(Rows from a figure dataset)
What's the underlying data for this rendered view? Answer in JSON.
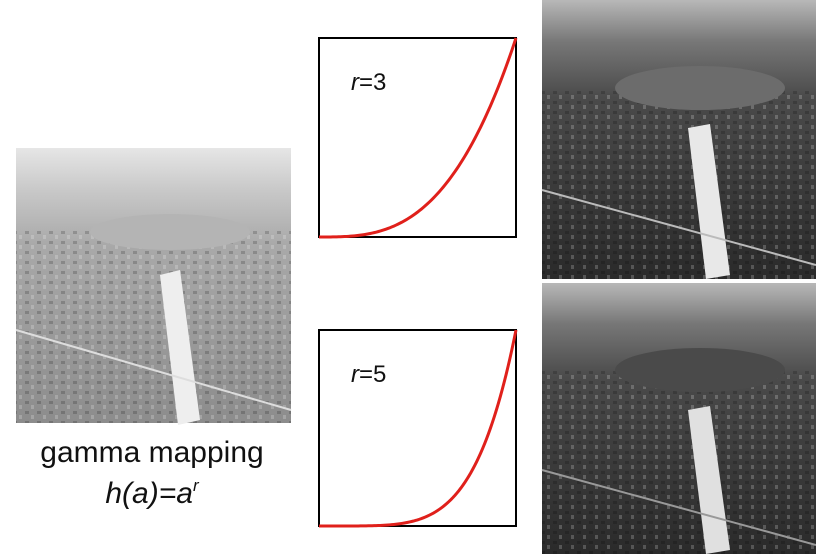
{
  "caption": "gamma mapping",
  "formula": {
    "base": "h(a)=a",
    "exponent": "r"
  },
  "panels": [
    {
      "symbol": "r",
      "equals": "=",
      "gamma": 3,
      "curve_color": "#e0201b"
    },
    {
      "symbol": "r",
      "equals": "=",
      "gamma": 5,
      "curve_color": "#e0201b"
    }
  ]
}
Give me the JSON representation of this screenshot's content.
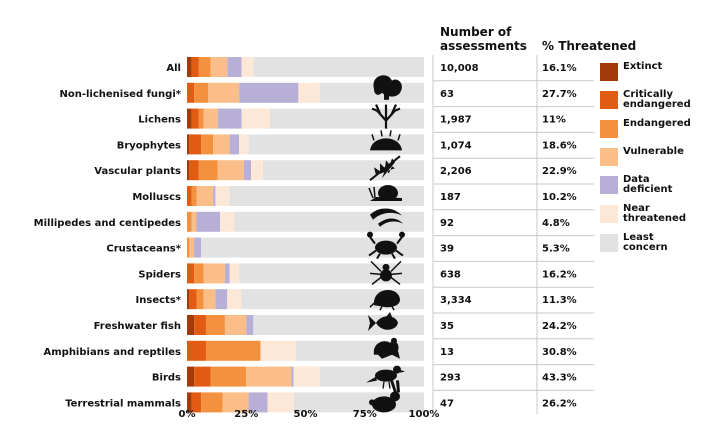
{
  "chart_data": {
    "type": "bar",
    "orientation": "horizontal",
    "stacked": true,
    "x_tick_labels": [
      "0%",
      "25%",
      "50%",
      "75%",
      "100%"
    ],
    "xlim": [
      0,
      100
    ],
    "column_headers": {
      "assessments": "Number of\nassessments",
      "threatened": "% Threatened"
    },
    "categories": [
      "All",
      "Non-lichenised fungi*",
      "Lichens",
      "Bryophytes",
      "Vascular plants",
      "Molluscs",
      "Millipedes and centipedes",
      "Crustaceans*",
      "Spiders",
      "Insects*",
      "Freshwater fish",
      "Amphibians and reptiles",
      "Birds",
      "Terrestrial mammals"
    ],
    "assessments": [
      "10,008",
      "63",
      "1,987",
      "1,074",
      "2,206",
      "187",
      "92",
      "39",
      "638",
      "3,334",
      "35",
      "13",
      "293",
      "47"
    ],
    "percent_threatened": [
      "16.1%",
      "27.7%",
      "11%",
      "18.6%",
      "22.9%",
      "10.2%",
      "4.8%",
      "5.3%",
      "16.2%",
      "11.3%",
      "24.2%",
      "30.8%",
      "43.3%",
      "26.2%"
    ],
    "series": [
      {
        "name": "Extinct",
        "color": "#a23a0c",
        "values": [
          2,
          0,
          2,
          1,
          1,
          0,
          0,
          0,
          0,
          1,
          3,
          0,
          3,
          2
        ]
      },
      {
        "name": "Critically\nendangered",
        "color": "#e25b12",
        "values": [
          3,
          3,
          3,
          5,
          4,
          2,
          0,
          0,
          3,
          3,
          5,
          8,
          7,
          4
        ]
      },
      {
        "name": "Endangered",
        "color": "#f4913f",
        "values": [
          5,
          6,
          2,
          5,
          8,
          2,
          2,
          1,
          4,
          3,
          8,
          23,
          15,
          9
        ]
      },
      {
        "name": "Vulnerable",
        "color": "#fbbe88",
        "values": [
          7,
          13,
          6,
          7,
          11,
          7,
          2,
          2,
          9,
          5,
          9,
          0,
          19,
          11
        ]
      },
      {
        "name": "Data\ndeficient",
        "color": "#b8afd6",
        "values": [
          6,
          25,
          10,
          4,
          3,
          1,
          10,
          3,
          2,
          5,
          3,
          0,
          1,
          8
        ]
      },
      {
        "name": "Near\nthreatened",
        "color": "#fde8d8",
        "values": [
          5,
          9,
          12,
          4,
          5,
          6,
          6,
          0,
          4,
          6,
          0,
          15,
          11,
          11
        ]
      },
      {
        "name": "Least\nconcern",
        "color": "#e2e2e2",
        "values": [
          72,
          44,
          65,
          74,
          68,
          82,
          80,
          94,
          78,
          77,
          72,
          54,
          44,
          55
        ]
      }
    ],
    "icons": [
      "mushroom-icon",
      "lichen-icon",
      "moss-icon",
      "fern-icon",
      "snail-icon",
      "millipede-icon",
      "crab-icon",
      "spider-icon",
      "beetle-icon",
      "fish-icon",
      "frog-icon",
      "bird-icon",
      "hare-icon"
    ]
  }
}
--
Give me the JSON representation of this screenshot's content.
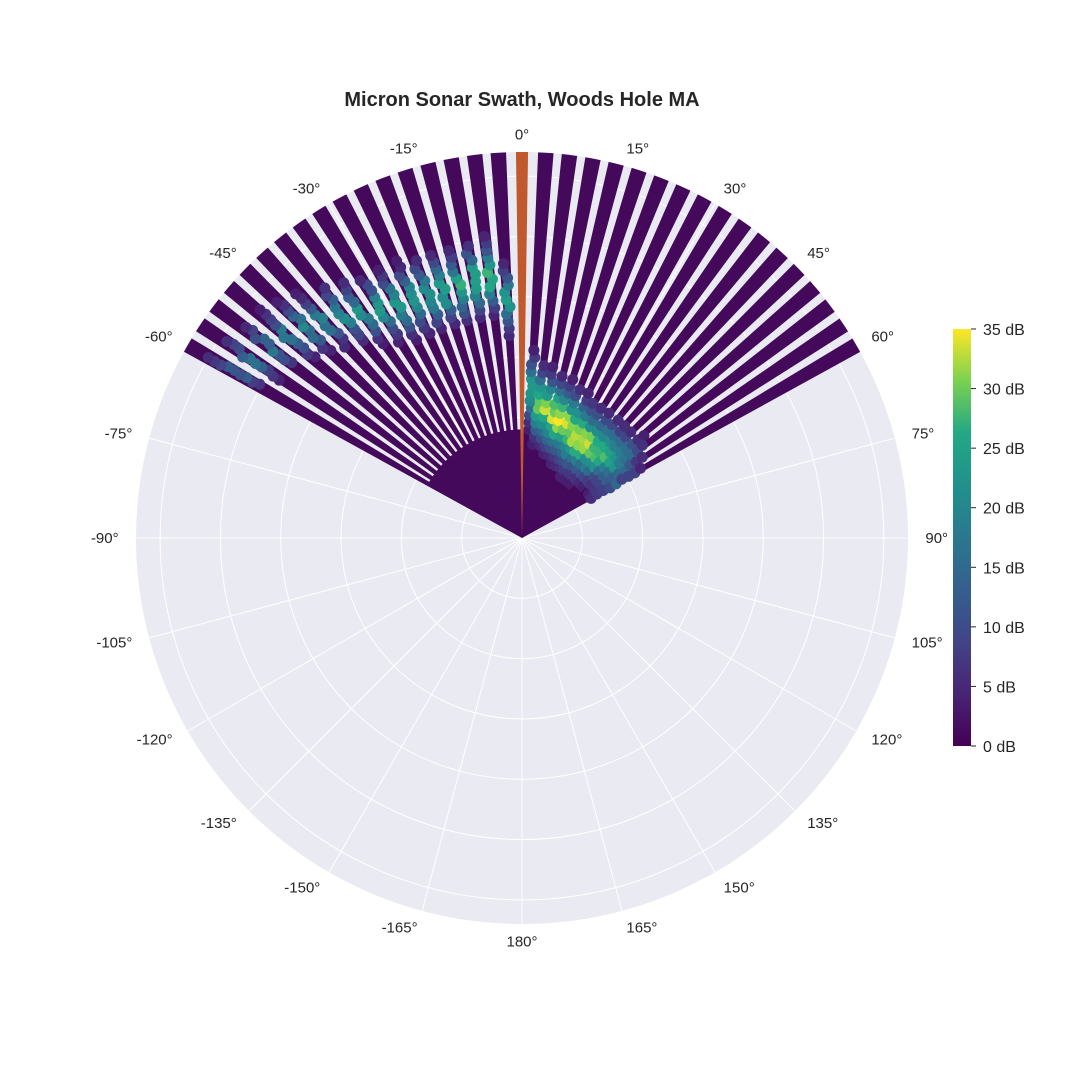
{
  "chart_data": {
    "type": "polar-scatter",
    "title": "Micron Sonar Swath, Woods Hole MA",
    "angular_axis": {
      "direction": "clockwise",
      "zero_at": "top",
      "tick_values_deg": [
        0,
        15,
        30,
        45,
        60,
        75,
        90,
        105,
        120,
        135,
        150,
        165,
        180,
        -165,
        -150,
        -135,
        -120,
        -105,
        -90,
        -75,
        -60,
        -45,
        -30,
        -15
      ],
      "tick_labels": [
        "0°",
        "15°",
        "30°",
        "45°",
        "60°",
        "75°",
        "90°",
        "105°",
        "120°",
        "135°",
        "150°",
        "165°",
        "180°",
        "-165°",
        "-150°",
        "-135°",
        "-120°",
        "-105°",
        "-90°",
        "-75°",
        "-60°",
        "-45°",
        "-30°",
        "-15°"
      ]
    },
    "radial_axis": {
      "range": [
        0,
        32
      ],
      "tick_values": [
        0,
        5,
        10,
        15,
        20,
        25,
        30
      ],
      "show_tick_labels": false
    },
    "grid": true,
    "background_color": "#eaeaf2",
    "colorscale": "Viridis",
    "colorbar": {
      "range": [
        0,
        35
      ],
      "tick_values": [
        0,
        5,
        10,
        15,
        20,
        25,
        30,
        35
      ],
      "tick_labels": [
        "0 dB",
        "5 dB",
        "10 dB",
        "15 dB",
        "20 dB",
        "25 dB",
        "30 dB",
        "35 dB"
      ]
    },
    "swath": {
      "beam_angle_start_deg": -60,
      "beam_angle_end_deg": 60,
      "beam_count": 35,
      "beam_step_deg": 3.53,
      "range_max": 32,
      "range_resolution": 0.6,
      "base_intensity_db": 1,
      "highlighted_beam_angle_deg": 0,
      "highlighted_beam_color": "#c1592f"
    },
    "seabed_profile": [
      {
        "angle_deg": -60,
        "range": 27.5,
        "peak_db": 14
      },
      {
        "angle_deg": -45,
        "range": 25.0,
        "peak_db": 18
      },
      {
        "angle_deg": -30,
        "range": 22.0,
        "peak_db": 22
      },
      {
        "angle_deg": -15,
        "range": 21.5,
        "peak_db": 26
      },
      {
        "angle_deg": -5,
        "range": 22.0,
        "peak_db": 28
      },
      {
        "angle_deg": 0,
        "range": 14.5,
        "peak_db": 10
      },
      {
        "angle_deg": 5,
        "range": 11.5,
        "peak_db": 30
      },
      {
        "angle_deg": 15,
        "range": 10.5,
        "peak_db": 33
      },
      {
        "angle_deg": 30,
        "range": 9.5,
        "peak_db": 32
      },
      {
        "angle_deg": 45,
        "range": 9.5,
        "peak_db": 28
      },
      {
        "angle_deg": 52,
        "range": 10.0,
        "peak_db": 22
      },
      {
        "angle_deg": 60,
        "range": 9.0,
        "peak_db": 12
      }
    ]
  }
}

● **WRITTEN TASK**: Look through the data above. Find each line with the string "assessments" and copy it.

● **TASK ANSWER**:
      "assessments": "Number of\nassessments",
    "assessments": [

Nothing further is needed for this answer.